What is needed: From the entries below, pull out each line where "right" appears.

■ ■ ■

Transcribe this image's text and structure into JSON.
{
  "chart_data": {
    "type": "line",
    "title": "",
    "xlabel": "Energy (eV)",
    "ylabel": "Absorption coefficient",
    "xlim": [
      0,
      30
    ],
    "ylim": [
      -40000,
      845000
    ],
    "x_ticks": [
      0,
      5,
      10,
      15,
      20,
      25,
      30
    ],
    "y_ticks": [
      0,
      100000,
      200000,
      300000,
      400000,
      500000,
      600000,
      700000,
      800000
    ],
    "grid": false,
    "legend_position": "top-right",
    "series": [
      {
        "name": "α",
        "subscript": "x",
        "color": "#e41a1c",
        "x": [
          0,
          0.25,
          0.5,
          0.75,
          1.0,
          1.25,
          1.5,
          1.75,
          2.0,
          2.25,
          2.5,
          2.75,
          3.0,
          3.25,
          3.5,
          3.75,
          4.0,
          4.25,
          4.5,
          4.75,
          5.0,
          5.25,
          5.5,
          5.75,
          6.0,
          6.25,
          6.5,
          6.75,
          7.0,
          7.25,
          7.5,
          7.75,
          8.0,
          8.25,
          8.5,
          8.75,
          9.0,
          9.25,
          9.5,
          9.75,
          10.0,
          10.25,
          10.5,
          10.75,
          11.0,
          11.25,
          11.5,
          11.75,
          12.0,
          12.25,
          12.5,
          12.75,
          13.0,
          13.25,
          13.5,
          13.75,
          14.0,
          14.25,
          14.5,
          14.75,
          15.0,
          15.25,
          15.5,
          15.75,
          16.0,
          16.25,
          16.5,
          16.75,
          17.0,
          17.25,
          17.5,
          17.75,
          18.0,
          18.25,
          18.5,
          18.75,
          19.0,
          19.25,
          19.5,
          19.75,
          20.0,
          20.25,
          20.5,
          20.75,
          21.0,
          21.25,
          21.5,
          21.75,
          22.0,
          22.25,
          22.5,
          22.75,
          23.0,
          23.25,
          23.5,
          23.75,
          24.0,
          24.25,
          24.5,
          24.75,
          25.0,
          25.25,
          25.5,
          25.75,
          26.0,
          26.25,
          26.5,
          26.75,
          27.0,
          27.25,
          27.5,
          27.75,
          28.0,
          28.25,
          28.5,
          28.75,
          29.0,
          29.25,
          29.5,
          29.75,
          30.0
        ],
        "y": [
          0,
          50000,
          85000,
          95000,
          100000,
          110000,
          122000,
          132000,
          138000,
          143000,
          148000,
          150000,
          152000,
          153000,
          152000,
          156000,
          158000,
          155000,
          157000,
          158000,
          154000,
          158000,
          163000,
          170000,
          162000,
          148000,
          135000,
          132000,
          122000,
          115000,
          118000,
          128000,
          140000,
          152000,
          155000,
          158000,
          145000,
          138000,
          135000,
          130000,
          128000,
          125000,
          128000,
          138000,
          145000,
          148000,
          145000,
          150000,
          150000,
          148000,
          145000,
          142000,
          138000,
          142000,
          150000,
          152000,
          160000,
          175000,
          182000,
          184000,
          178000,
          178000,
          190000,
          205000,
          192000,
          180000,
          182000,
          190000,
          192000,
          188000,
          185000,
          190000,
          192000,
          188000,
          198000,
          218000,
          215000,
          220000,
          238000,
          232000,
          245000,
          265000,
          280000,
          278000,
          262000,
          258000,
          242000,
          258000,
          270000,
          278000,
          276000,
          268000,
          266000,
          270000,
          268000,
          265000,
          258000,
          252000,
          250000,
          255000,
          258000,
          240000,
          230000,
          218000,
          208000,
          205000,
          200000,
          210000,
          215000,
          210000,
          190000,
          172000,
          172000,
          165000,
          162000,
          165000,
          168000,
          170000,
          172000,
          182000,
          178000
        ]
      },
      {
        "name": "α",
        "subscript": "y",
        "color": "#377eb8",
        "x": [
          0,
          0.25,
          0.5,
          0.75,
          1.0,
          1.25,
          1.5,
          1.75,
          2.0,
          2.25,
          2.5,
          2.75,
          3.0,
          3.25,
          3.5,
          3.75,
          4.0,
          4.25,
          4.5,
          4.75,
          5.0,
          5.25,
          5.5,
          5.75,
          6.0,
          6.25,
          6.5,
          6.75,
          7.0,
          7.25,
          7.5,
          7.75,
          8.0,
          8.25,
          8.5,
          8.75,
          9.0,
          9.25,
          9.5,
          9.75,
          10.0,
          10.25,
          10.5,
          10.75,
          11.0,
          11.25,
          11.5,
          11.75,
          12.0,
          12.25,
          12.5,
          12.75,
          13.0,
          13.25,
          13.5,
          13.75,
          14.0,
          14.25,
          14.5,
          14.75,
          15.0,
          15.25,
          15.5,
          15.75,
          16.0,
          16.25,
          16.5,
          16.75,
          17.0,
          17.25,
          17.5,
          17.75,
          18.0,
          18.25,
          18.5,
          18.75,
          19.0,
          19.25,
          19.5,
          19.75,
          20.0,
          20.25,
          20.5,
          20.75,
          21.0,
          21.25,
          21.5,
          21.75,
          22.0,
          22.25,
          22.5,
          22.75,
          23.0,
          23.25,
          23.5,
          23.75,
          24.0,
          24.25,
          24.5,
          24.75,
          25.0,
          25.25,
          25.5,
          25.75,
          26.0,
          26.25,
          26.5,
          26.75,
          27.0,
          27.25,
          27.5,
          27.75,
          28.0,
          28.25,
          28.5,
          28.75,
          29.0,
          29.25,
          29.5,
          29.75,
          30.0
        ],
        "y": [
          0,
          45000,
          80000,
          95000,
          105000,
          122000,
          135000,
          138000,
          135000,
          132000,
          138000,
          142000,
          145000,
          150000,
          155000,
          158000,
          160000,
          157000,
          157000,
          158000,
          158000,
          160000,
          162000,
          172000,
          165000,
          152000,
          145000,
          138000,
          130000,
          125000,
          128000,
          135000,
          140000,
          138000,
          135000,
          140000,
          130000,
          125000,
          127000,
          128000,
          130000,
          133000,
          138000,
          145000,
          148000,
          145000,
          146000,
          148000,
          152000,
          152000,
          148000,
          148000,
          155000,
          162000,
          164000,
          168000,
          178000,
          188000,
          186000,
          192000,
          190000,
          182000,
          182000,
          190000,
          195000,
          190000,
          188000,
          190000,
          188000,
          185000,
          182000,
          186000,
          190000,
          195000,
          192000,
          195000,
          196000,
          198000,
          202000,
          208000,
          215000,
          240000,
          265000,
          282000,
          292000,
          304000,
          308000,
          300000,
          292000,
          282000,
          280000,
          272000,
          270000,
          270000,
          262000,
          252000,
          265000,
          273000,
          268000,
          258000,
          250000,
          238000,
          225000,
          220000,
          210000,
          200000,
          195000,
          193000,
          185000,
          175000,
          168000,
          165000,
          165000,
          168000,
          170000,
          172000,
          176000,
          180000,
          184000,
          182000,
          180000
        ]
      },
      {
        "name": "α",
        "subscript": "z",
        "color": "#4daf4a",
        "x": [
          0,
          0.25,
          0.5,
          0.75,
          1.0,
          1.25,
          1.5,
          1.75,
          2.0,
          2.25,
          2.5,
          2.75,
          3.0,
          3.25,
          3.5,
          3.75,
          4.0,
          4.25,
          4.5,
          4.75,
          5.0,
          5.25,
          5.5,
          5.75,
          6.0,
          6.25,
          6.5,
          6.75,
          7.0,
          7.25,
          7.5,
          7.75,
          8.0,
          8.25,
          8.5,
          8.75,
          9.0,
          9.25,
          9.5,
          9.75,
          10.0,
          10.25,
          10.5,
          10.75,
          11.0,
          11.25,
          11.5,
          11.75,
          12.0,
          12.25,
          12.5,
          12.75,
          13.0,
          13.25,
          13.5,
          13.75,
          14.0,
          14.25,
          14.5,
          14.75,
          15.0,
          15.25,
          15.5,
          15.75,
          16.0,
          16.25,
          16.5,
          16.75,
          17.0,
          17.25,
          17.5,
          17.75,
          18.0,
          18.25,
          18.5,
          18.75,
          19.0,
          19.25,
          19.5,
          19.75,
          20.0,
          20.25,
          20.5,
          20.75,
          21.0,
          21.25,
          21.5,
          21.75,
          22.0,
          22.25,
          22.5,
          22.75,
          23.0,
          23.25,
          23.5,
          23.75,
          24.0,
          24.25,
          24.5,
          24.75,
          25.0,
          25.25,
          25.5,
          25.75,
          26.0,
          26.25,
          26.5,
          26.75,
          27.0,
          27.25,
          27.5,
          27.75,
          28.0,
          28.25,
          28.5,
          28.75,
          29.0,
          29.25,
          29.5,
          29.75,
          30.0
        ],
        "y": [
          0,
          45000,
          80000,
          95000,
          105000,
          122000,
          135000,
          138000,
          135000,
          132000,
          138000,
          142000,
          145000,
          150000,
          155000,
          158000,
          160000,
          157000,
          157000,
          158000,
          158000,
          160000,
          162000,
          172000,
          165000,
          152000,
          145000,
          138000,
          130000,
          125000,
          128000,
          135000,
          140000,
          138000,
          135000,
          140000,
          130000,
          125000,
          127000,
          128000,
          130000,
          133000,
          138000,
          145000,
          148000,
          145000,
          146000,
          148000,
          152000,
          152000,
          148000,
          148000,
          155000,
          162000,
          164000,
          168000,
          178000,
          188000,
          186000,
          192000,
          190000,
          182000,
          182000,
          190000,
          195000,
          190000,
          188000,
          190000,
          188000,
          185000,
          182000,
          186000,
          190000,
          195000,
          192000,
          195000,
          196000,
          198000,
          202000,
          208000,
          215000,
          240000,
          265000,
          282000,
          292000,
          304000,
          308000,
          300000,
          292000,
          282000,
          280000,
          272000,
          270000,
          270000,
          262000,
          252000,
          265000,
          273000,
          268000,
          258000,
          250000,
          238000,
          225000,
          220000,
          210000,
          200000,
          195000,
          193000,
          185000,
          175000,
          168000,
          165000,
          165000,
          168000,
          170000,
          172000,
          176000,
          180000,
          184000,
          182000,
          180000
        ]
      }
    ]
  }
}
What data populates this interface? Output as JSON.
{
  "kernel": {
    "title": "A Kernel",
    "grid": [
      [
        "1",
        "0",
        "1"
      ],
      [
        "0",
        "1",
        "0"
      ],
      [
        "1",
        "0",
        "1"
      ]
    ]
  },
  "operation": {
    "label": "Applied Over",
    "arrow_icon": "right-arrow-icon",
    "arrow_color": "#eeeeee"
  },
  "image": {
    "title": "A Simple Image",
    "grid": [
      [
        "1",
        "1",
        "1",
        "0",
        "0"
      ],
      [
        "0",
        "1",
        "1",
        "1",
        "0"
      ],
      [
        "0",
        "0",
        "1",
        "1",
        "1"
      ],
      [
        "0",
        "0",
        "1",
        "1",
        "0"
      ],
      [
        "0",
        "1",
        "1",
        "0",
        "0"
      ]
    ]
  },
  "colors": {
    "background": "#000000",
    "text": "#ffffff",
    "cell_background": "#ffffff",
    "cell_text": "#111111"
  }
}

■ ■ ■

Problem solution:
    "legend_position": "top-right",
    "arrow_icon": "right-arrow-icon",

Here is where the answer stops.